Keep the pictures out of the copy and repeat the records exactly.

━━━ Data for the task ━━━

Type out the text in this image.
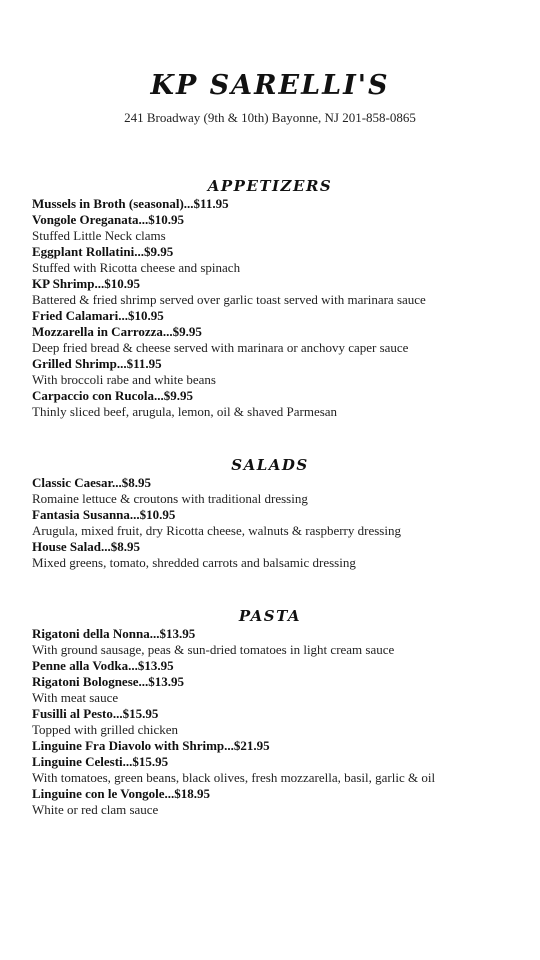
KP SARELLI'S
241 Broadway (9th & 10th) Bayonne, NJ 201-858-0865
APPETIZERS
Mussels in Broth (seasonal)...$11.95
Vongole Oreganata...$10.95
Stuffed Little Neck clams
Eggplant Rollatini...$9.95
Stuffed with Ricotta cheese and spinach
KP Shrimp...$10.95
Battered & fried shrimp served over garlic toast served with marinara sauce
Fried Calamari...$10.95
Mozzarella in Carrozza...$9.95
Deep fried bread & cheese served with marinara or anchovy caper sauce
Grilled Shrimp...$11.95
With broccoli rabe and white beans
Carpaccio con Rucola...$9.95
Thinly sliced beef, arugula, lemon, oil & shaved Parmesan
SALADS
Classic Caesar...$8.95
Romaine lettuce & croutons with traditional dressing
Fantasia Susanna...$10.95
Arugula, mixed fruit, dry Ricotta cheese, walnuts & raspberry dressing
House Salad...$8.95
Mixed greens, tomato, shredded carrots and balsamic dressing
PASTA
Rigatoni della Nonna...$13.95
With ground sausage, peas & sun-dried tomatoes in light cream sauce
Penne alla Vodka...$13.95
Rigatoni Bolognese...$13.95
With meat sauce
Fusilli al Pesto...$15.95
Topped with grilled chicken
Linguine Fra Diavolo with Shrimp...$21.95
Linguine Celesti...$15.95
With tomatoes, green beans, black olives, fresh mozzarella, basil, garlic & oil
Linguine con le Vongole...$18.95
White or red clam sauce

━━━

— Task response —
Type out the text in this image.
KP SARELLI'S
241 Broadway (9th & 10th) Bayonne, NJ 201-858-0865
APPETIZERS
Mussels in Broth (seasonal)...$11.95
Vongole Oreganata...$10.95
Stuffed Little Neck clams
Eggplant Rollatini...$9.95
Stuffed with Ricotta cheese and spinach
KP Shrimp...$10.95
Battered & fried shrimp served over garlic toast served with marinara sauce
Fried Calamari...$10.95
Mozzarella in Carrozza...$9.95
Deep fried bread & cheese served with marinara or anchovy caper sauce
Grilled Shrimp...$11.95
With broccoli rabe and white beans
Carpaccio con Rucola...$9.95
Thinly sliced beef, arugula, lemon, oil & shaved Parmesan
SALADS
Classic Caesar...$8.95
Romaine lettuce & croutons with traditional dressing
Fantasia Susanna...$10.95
Arugula, mixed fruit, dry Ricotta cheese, walnuts & raspberry dressing
House Salad...$8.95
Mixed greens, tomato, shredded carrots and balsamic dressing
PASTA
Rigatoni della Nonna...$13.95
With ground sausage, peas & sun-dried tomatoes in light cream sauce
Penne alla Vodka...$13.95
Rigatoni Bolognese...$13.95
With meat sauce
Fusilli al Pesto...$15.95
Topped with grilled chicken
Linguine Fra Diavolo with Shrimp...$21.95
Linguine Celesti...$15.95
With tomatoes, green beans, black olives, fresh mozzarella, basil, garlic & oil
Linguine con le Vongole...$18.95
White or red clam sauce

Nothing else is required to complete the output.